──────── RECORDS FOR THIS EXERCISE

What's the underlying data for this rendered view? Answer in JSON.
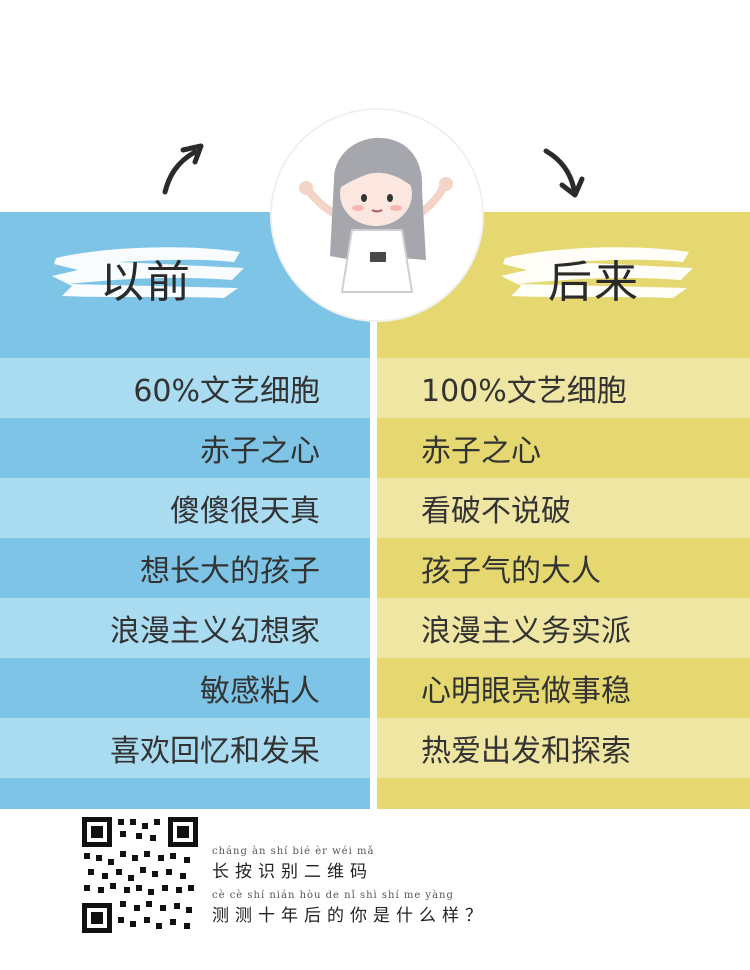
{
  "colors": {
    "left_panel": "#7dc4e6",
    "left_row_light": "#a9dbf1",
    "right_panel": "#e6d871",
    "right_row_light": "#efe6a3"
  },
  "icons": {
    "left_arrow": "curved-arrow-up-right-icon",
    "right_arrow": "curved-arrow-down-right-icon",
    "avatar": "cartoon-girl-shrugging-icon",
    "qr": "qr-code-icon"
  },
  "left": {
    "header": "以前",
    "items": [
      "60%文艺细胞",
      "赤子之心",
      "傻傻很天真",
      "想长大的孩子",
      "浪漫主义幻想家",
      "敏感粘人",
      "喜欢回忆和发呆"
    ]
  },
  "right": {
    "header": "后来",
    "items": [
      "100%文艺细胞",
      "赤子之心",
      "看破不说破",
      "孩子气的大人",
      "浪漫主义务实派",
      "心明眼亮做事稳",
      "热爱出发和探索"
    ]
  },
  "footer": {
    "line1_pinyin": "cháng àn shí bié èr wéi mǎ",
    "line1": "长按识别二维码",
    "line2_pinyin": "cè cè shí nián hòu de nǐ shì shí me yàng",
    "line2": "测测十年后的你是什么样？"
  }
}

────────────────

--- AIM ---
Filter out all lines lacking the word "arrow" and copy the rest.

--- SOLUTION ---
    "left_arrow": "curved-arrow-up-right-icon",
    "right_arrow": "curved-arrow-down-right-icon",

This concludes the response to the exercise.